[Dataset rows about figures]
○ ○ ○ ○
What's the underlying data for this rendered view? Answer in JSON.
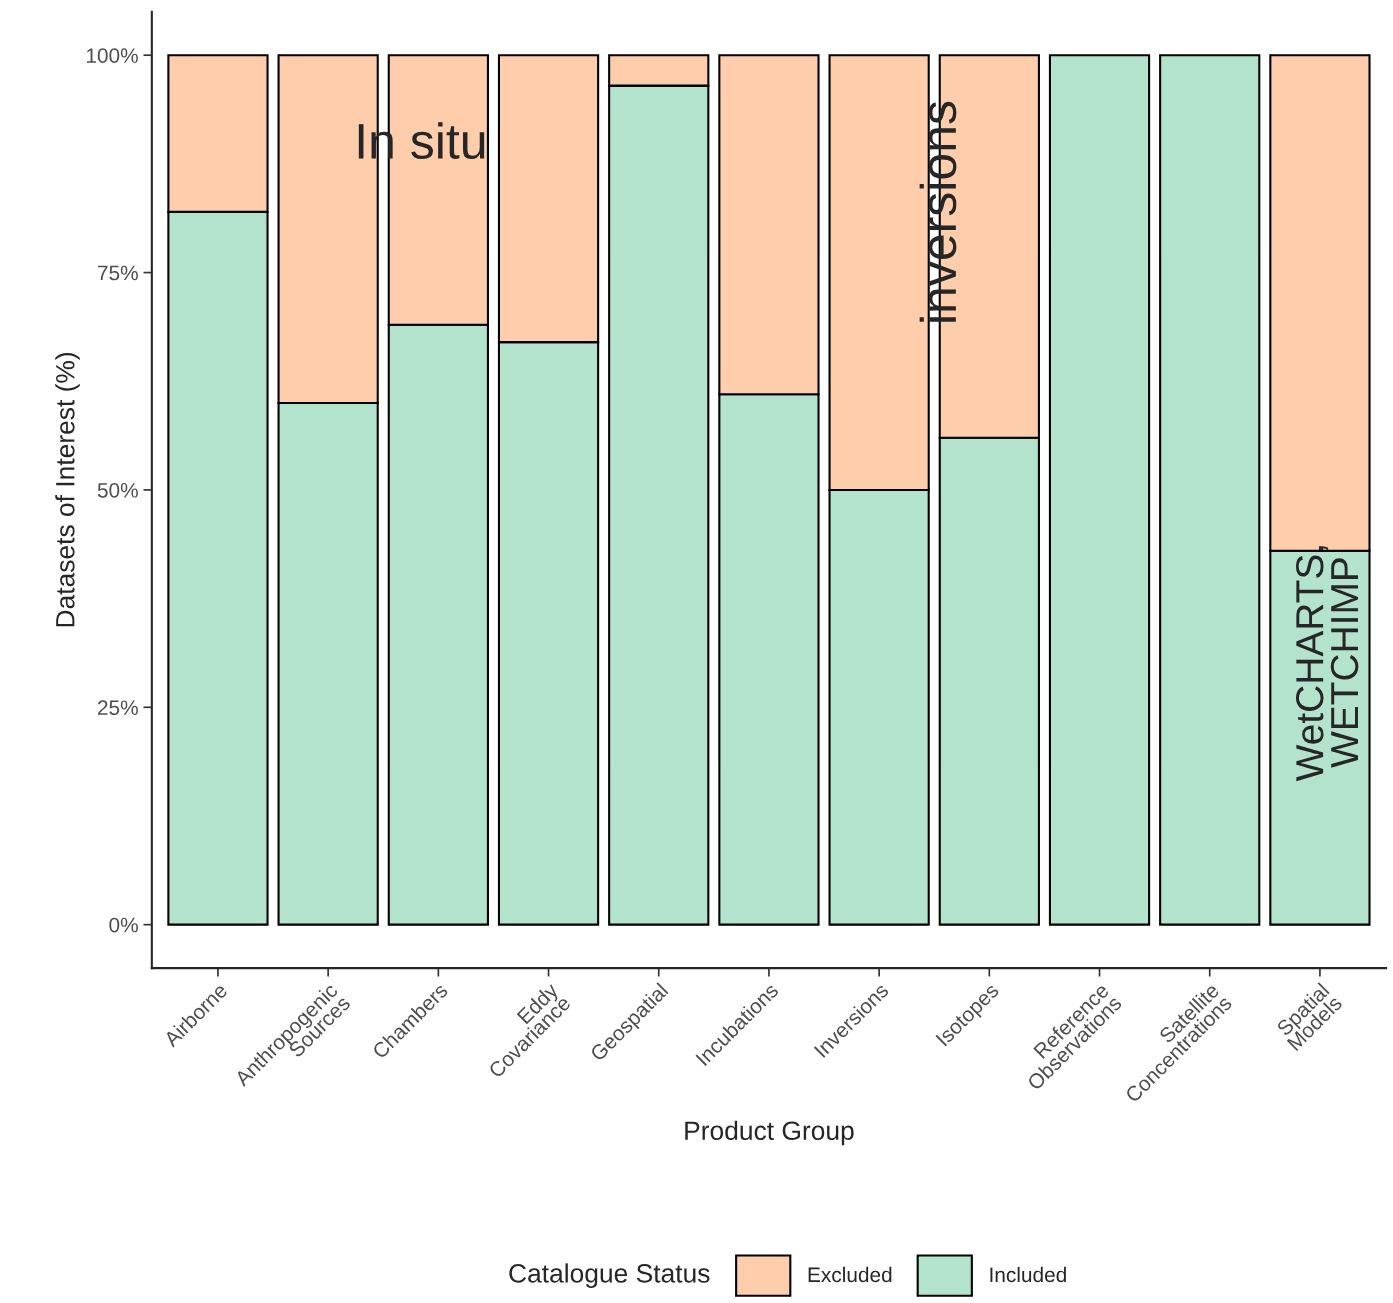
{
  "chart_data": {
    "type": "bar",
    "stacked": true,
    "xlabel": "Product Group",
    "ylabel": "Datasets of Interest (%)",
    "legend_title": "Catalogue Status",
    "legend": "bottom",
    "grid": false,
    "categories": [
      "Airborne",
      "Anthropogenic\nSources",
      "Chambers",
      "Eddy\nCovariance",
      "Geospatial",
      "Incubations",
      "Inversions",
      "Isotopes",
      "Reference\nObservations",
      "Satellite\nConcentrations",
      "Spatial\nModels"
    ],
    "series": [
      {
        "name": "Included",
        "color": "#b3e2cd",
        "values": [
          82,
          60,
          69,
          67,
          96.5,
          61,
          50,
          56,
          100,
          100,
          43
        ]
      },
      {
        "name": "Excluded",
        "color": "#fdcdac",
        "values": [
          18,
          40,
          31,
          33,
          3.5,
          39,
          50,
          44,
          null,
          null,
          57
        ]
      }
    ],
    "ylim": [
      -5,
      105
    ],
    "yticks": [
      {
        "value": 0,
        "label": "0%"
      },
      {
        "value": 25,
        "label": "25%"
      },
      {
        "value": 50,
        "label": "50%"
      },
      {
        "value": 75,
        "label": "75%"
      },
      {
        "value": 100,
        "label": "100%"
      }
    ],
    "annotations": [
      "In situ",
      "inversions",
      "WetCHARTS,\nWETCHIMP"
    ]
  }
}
○ ○ ○ ○
Exercise: Reproduce the entries exactly. Do not carry over any picture.

Answer:
What's the underlying data for this rendered view? Answer in JSON.
{
  "chart_data": {
    "type": "bar",
    "stacked": true,
    "xlabel": "Product Group",
    "ylabel": "Datasets of Interest (%)",
    "legend_title": "Catalogue Status",
    "legend": "bottom",
    "grid": false,
    "categories": [
      "Airborne",
      "Anthropogenic\nSources",
      "Chambers",
      "Eddy\nCovariance",
      "Geospatial",
      "Incubations",
      "Inversions",
      "Isotopes",
      "Reference\nObservations",
      "Satellite\nConcentrations",
      "Spatial\nModels"
    ],
    "series": [
      {
        "name": "Included",
        "color": "#b3e2cd",
        "values": [
          82,
          60,
          69,
          67,
          96.5,
          61,
          50,
          56,
          100,
          100,
          43
        ]
      },
      {
        "name": "Excluded",
        "color": "#fdcdac",
        "values": [
          18,
          40,
          31,
          33,
          3.5,
          39,
          50,
          44,
          null,
          null,
          57
        ]
      }
    ],
    "ylim": [
      -5,
      105
    ],
    "yticks": [
      {
        "value": 0,
        "label": "0%"
      },
      {
        "value": 25,
        "label": "25%"
      },
      {
        "value": 50,
        "label": "50%"
      },
      {
        "value": 75,
        "label": "75%"
      },
      {
        "value": 100,
        "label": "100%"
      }
    ],
    "annotations": [
      "In situ",
      "inversions",
      "WetCHARTS,\nWETCHIMP"
    ]
  }
}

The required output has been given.